- _Problem to solve_: Extract each line of the material that follows exactly and omit its pictures.

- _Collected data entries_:
---+---

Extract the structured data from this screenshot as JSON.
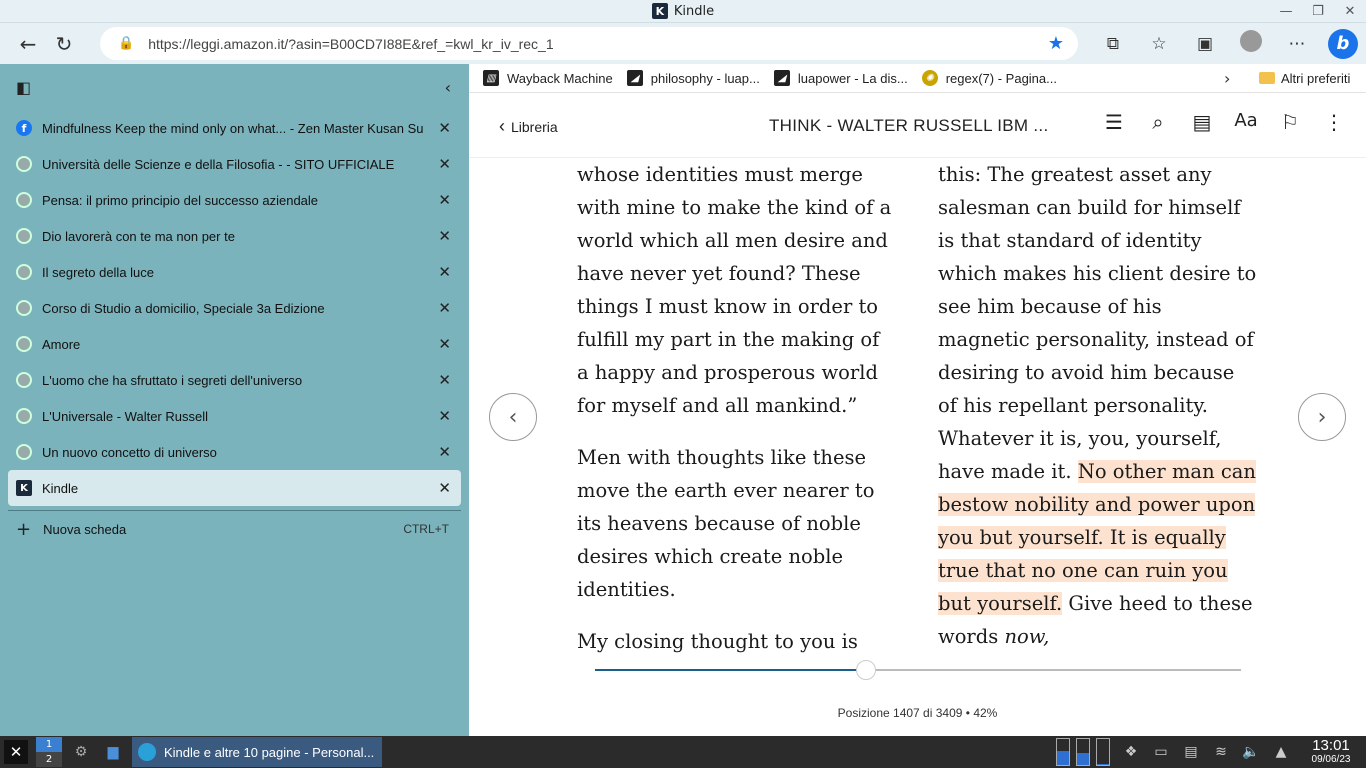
{
  "window": {
    "title": "Kindle"
  },
  "nav": {
    "url": "https://leggi.amazon.it/?asin=B00CD7I88E&ref_=kwl_kr_iv_rec_1"
  },
  "tabs": [
    {
      "label": "Mindfulness Keep the mind only on what... - Zen Master Kusan Su",
      "icon": "facebook-icon"
    },
    {
      "label": "Università delle Scienze e della Filosofia - - SITO UFFICIALE",
      "icon": "site-icon"
    },
    {
      "label": "Pensa: il primo principio del successo aziendale",
      "icon": "site-icon"
    },
    {
      "label": "Dio lavorerà con te ma non per te",
      "icon": "site-icon"
    },
    {
      "label": "Il segreto della luce",
      "icon": "site-icon"
    },
    {
      "label": "Corso di Studio a domicilio, Speciale 3a Edizione",
      "icon": "site-icon"
    },
    {
      "label": "Amore",
      "icon": "site-icon"
    },
    {
      "label": "L'uomo che ha sfruttato i segreti dell'universo",
      "icon": "site-icon"
    },
    {
      "label": "L'Universale - Walter Russell",
      "icon": "site-icon"
    },
    {
      "label": "Un nuovo concetto di universo",
      "icon": "site-icon"
    },
    {
      "label": "Kindle",
      "icon": "kindle-icon",
      "active": true
    }
  ],
  "new_tab": {
    "label": "Nuova scheda",
    "shortcut": "CTRL+T"
  },
  "favorites": [
    {
      "label": "Wayback Machine"
    },
    {
      "label": "philosophy - luap..."
    },
    {
      "label": "luapower - La dis..."
    },
    {
      "label": "regex(7) - Pagina..."
    }
  ],
  "favorites_other": "Altri preferiti",
  "kindle": {
    "back_label": "Libreria",
    "book_title": "THINK - WALTER RUSSELL IBM ...",
    "col1": {
      "p1": "whose identities must merge with mine to make the kind of a world which all men desire and have never yet found? These things I must know in order to fulfill my part in the making of a happy and prosperous world for myself and all mankind.”",
      "p2": "Men with thoughts like these move the earth ever nearer to its heavens because of noble desires which create noble identities.",
      "p3": "My closing thought to you is"
    },
    "col2": {
      "pre": "this: The greatest asset any salesman can build for himself is that standard of identity which makes his client desire to see him because of his magnetic personality, instead of desiring to avoid him because of his repellant personality. Whatever it is, you, yourself, have made it. ",
      "highlight": "No other man can bestow nobility and power upon you but yourself. It is equally true that no one can ruin you but yourself.",
      "post": " Give heed to these words ",
      "italic": "now,"
    },
    "position_text": "Posizione 1407 di 3409",
    "percent_text": "42%",
    "progress": 0.42
  },
  "taskbar": {
    "desk1": "1",
    "desk2": "2",
    "app_label": "Kindle e altre 10 pagine - Personal...",
    "time": "13:01",
    "date": "09/06/23"
  }
}
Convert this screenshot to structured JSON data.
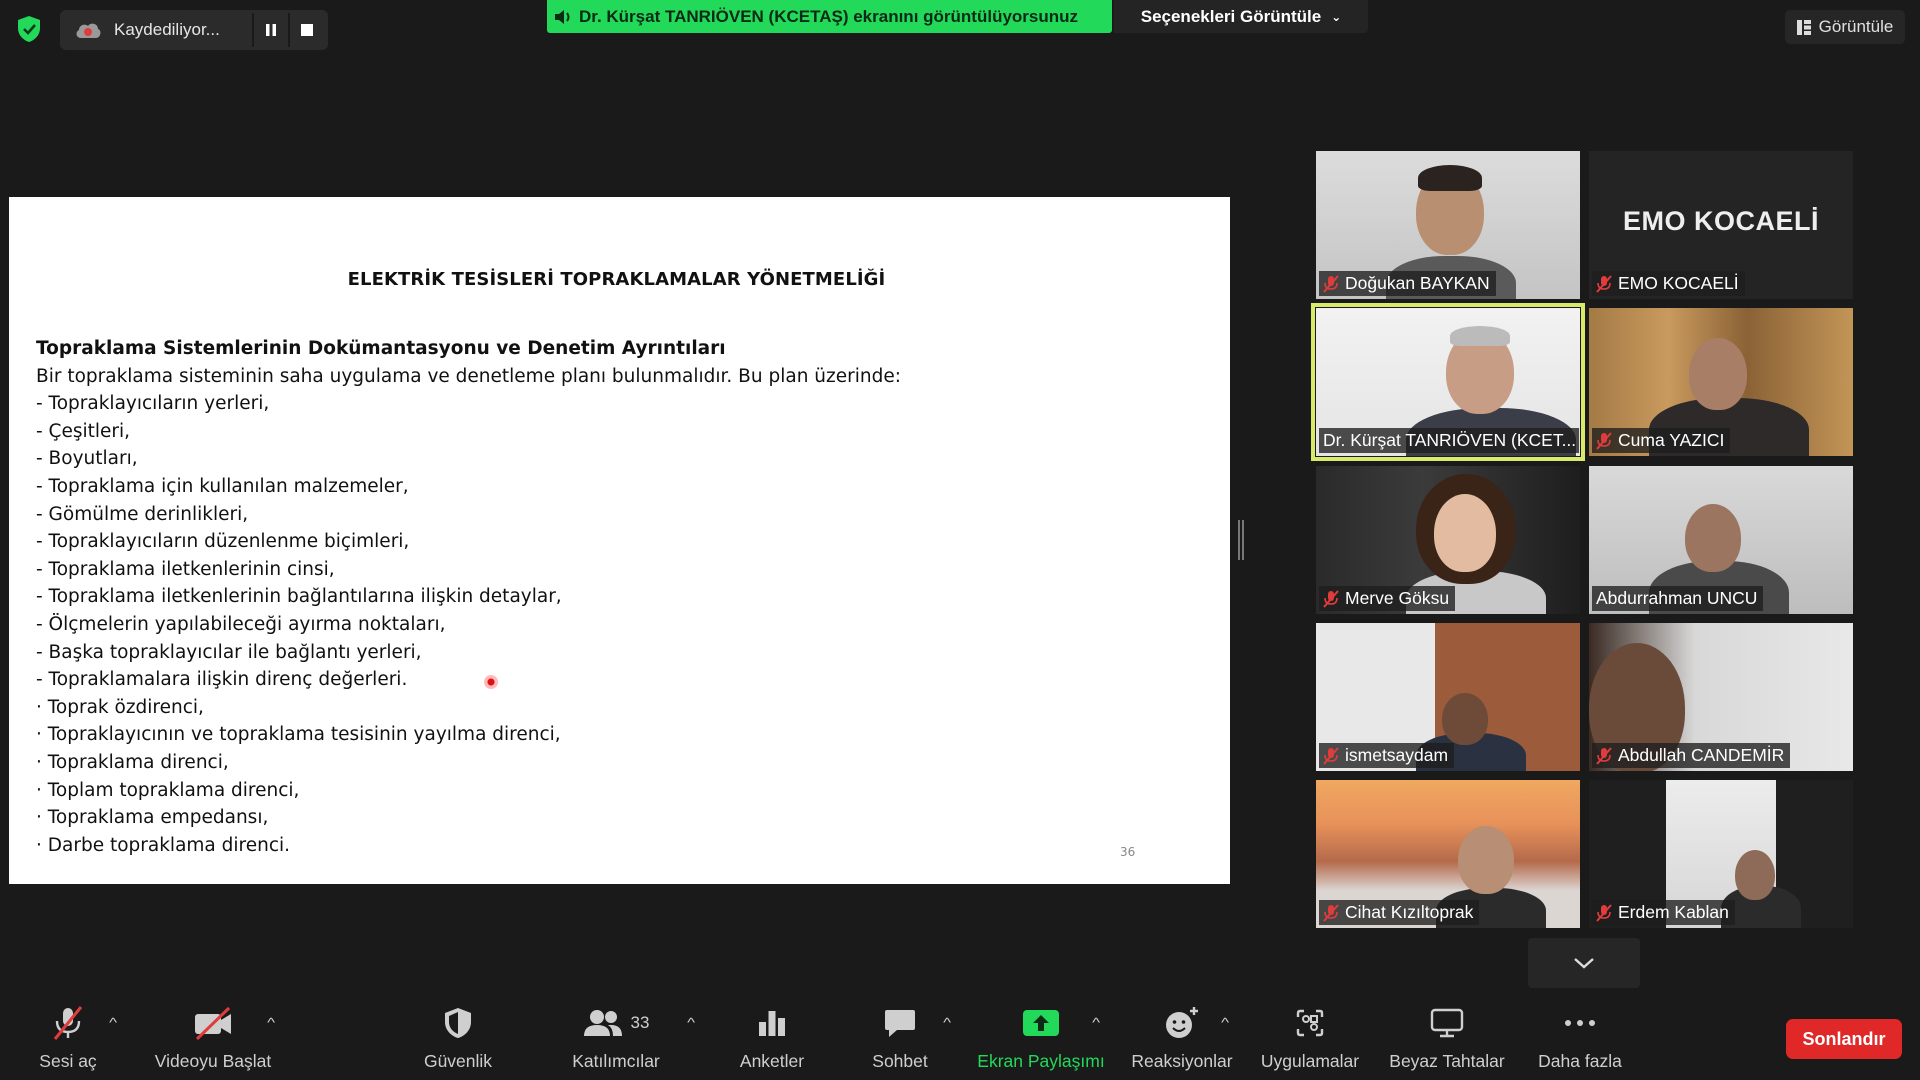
{
  "topbar": {
    "recording_label": "Kaydediliyor...",
    "share_banner": "Dr. Kürşat TANRIÖVEN (KCETAŞ) ekranını görüntülüyorsunuz",
    "view_options_label": "Seçenekleri Görüntüle",
    "view_label": "Görüntüle"
  },
  "slide": {
    "title": "ELEKTRİK TESİSLERİ TOPRAKLAMALAR YÖNETMELİĞİ",
    "heading": "Topraklama Sistemlerinin Dokümantasyonu ve Denetim Ayrıntıları",
    "intro": "Bir topraklama sisteminin saha uygulama ve denetleme planı bulunmalıdır. Bu plan üzerinde:",
    "lines": [
      "- Topraklayıcıların yerleri,",
      "- Çeşitleri,",
      "- Boyutları,",
      "- Topraklama için kullanılan malzemeler,",
      "- Gömülme derinlikleri,",
      "- Topraklayıcıların düzenlenme biçimleri,",
      "- Topraklama iletkenlerinin cinsi,",
      "- Topraklama iletkenlerinin bağlantılarına ilişkin detaylar,",
      "- Ölçmelerin yapılabileceği ayırma noktaları,",
      "- Başka topraklayıcılar ile bağlantı yerleri,",
      "- Topraklamalara ilişkin direnç değerleri.",
      "· Toprak özdirenci,",
      "· Topraklayıcının ve topraklama tesisinin yayılma direnci,",
      "· Topraklama direnci,",
      "· Toplam topraklama direnci,",
      "· Topraklama empedansı,",
      "· Darbe topraklama direnci."
    ],
    "page_number": "36"
  },
  "participants": [
    {
      "name": "Doğukan BAYKAN",
      "muted": true
    },
    {
      "name": "EMO KOCAELİ",
      "muted": true,
      "tile_text": "EMO KOCAELİ"
    },
    {
      "name": "Dr. Kürşat TANRIÖVEN (KCET...",
      "muted": false,
      "active": true
    },
    {
      "name": "Cuma YAZICI",
      "muted": true
    },
    {
      "name": "Merve Göksu",
      "muted": true
    },
    {
      "name": "Abdurrahman UNCU",
      "muted": false
    },
    {
      "name": "ismetsaydam",
      "muted": true
    },
    {
      "name": "Abdullah CANDEMİR",
      "muted": true
    },
    {
      "name": "Cihat Kızıltoprak",
      "muted": true
    },
    {
      "name": "Erdem Kablan",
      "muted": true
    }
  ],
  "toolbar": {
    "unmute": "Sesi aç",
    "start_video": "Videoyu Başlat",
    "security": "Güvenlik",
    "participants": "Katılımcılar",
    "participant_count": "33",
    "polls": "Anketler",
    "chat": "Sohbet",
    "share_screen": "Ekran Paylaşımı",
    "reactions": "Reaksiyonlar",
    "apps": "Uygulamalar",
    "whiteboards": "Beyaz Tahtalar",
    "more": "Daha fazla",
    "end": "Sonlandır"
  },
  "colors": {
    "share_green": "#23d959",
    "end_red": "#e02828",
    "active_speaker": "#d9ea6b",
    "mute_red": "#e03c3c"
  }
}
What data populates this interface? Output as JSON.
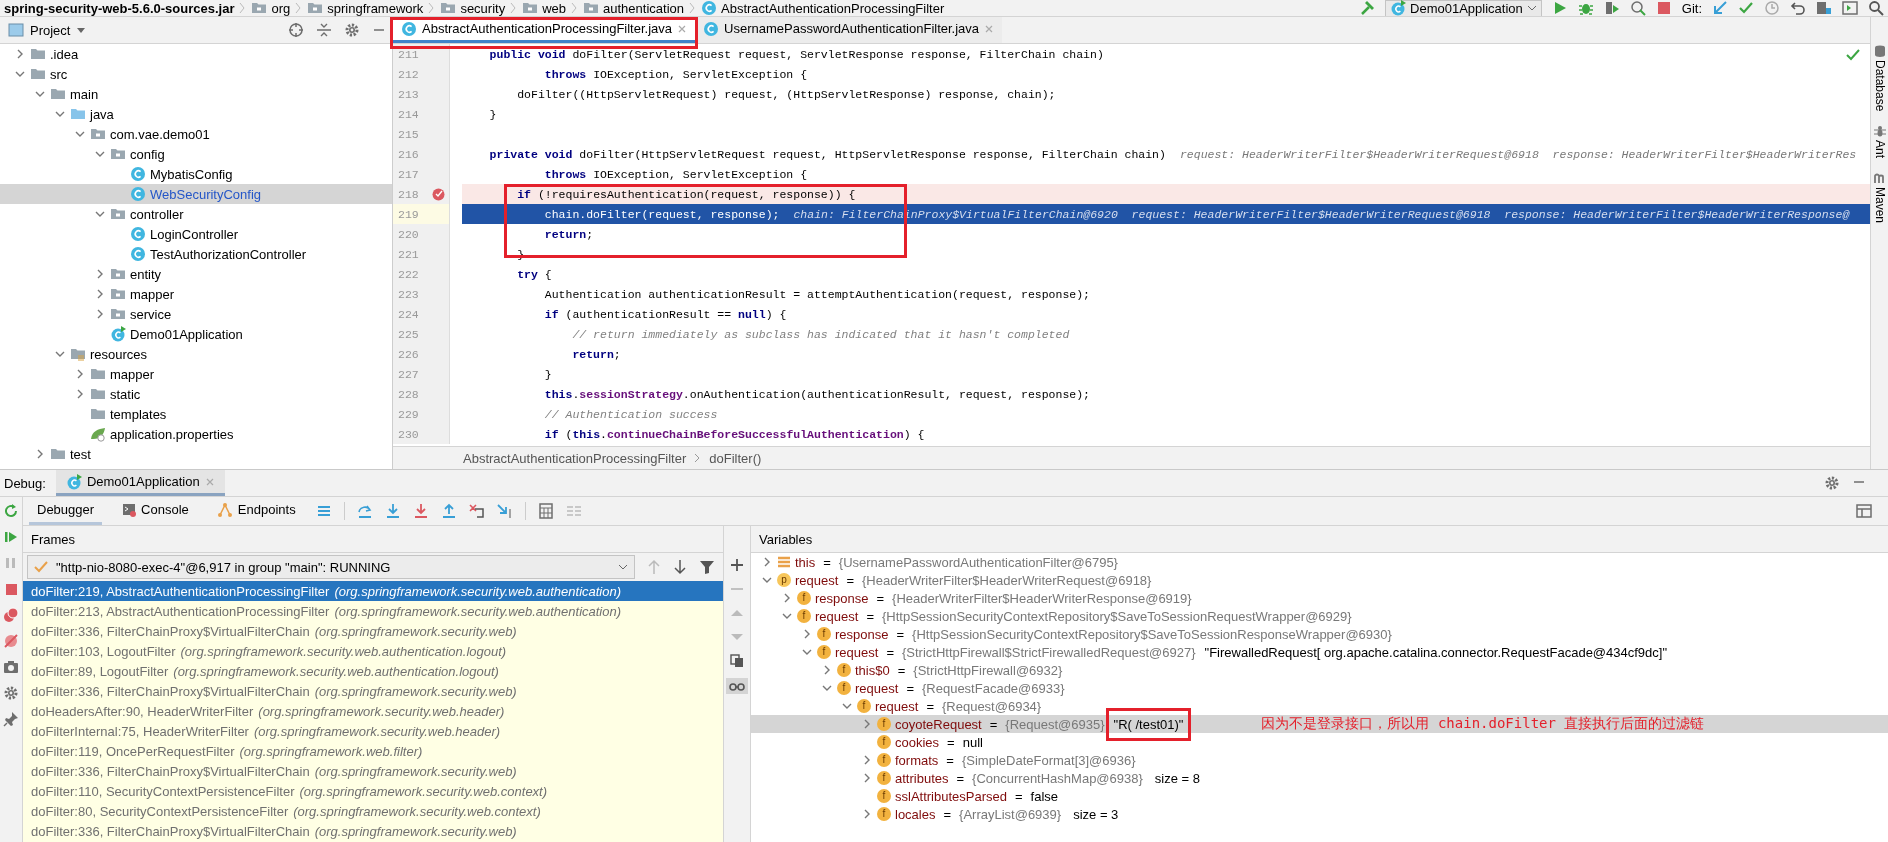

---+---

- _Solution for this exercise_:
Extract the structured data from this screenshot as JSON.
{
  "window": {
    "title": "Kindle"
  },
  "nav": {
    "url": "https://leggi.amazon.it/?asin=B00CD7I88E&ref_=kwl_kr_iv_rec_1"
  },
  "tabs": [
    {
      "label": "Mindfulness Keep the mind only on what... - Zen Master Kusan Su",
      "icon": "facebook-icon"
    },
    {
      "label": "Università delle Scienze e della Filosofia - - SITO UFFICIALE",
      "icon": "site-icon"
    },
    {
      "label": "Pensa: il primo principio del successo aziendale",
      "icon": "site-icon"
    },
    {
      "label": "Dio lavorerà con te ma non per te",
      "icon": "site-icon"
    },
    {
      "label": "Il segreto della luce",
      "icon": "site-icon"
    },
    {
      "label": "Corso di Studio a domicilio, Speciale 3a Edizione",
      "icon": "site-icon"
    },
    {
      "label": "Amore",
      "icon": "site-icon"
    },
    {
      "label": "L'uomo che ha sfruttato i segreti dell'universo",
      "icon": "site-icon"
    },
    {
      "label": "L'Universale - Walter Russell",
      "icon": "site-icon"
    },
    {
      "label": "Un nuovo concetto di universo",
      "icon": "site-icon"
    },
    {
      "label": "Kindle",
      "icon": "kindle-icon",
      "active": true
    }
  ],
  "new_tab": {
    "label": "Nuova scheda",
    "shortcut": "CTRL+T"
  },
  "favorites": [
    {
      "label": "Wayback Machine"
    },
    {
      "label": "philosophy - luap..."
    },
    {
      "label": "luapower - La dis..."
    },
    {
      "label": "regex(7) - Pagina..."
    }
  ],
  "favorites_other": "Altri preferiti",
  "kindle": {
    "back_label": "Libreria",
    "book_title": "THINK - WALTER RUSSELL IBM ...",
    "col1": {
      "p1": "whose identities must merge with mine to make the kind of a world which all men desire and have never yet found? These things I must know in order to fulfill my part in the making of a happy and prosperous world for myself and all mankind.”",
      "p2": "Men with thoughts like these move the earth ever nearer to its heavens because of noble desires which create noble identities.",
      "p3": "My closing thought to you is"
    },
    "col2": {
      "pre": "this: The greatest asset any salesman can build for himself is that standard of identity which makes his client desire to see him because of his magnetic personality, instead of desiring to avoid him because of his repellant personality. Whatever it is, you, yourself, have made it. ",
      "highlight": "No other man can bestow nobility and power upon you but yourself. It is equally true that no one can ruin you but yourself.",
      "post": " Give heed to these words ",
      "italic": "now,"
    },
    "position_text": "Posizione 1407 di 3409",
    "percent_text": "42%",
    "progress": 0.42
  },
  "taskbar": {
    "desk1": "1",
    "desk2": "2",
    "app_label": "Kindle e altre 10 pagine - Personal...",
    "time": "13:01",
    "date": "09/06/23"
  }
}
Convert this screenshot to structured JSON data.
{
  "topbar": {
    "recording_label": "Kaydediliyor...",
    "share_banner": "Dr. Kürşat TANRIÖVEN (KCETAŞ) ekranını görüntülüyorsunuz",
    "view_options_label": "Seçenekleri Görüntüle",
    "view_label": "Görüntüle"
  },
  "slide": {
    "title": "ELEKTRİK TESİSLERİ TOPRAKLAMALAR YÖNETMELİĞİ",
    "heading": "Topraklama Sistemlerinin Dokümantasyonu ve Denetim Ayrıntıları",
    "intro": "Bir topraklama sisteminin saha uygulama ve denetleme planı bulunmalıdır. Bu plan üzerinde:",
    "lines": [
      "- Topraklayıcıların yerleri,",
      "- Çeşitleri,",
      "- Boyutları,",
      "- Topraklama için kullanılan malzemeler,",
      "- Gömülme derinlikleri,",
      "- Topraklayıcıların düzenlenme biçimleri,",
      "- Topraklama iletkenlerinin cinsi,",
      "- Topraklama iletkenlerinin bağlantılarına ilişkin detaylar,",
      "- Ölçmelerin yapılabileceği ayırma noktaları,",
      "- Başka topraklayıcılar ile bağlantı yerleri,",
      "- Topraklamalara ilişkin direnç değerleri.",
      "· Toprak özdirenci,",
      "· Topraklayıcının ve topraklama tesisinin yayılma direnci,",
      "· Topraklama direnci,",
      "· Toplam topraklama direnci,",
      "· Topraklama empedansı,",
      "· Darbe topraklama direnci."
    ],
    "page_number": "36"
  },
  "participants": [
    {
      "name": "Doğukan BAYKAN",
      "muted": true
    },
    {
      "name": "EMO KOCAELİ",
      "muted": true,
      "tile_text": "EMO KOCAELİ"
    },
    {
      "name": "Dr. Kürşat TANRIÖVEN (KCET...",
      "muted": false,
      "active": true
    },
    {
      "name": "Cuma YAZICI",
      "muted": true
    },
    {
      "name": "Merve Göksu",
      "muted": true
    },
    {
      "name": "Abdurrahman UNCU",
      "muted": false
    },
    {
      "name": "ismetsaydam",
      "muted": true
    },
    {
      "name": "Abdullah CANDEMİR",
      "muted": true
    },
    {
      "name": "Cihat Kızıltoprak",
      "muted": true
    },
    {
      "name": "Erdem Kablan",
      "muted": true
    }
  ],
  "toolbar": {
    "unmute": "Sesi aç",
    "start_video": "Videoyu Başlat",
    "security": "Güvenlik",
    "participants": "Katılımcılar",
    "participant_count": "33",
    "polls": "Anketler",
    "chat": "Sohbet",
    "share_screen": "Ekran Paylaşımı",
    "reactions": "Reaksiyonlar",
    "apps": "Uygulamalar",
    "whiteboards": "Beyaz Tahtalar",
    "more": "Daha fazla",
    "end": "Sonlandır"
  },
  "colors": {
    "share_green": "#23d959",
    "end_red": "#e02828",
    "active_speaker": "#d9ea6b",
    "mute_red": "#e03c3c"
  }
}
What data populates this interface? Output as JSON.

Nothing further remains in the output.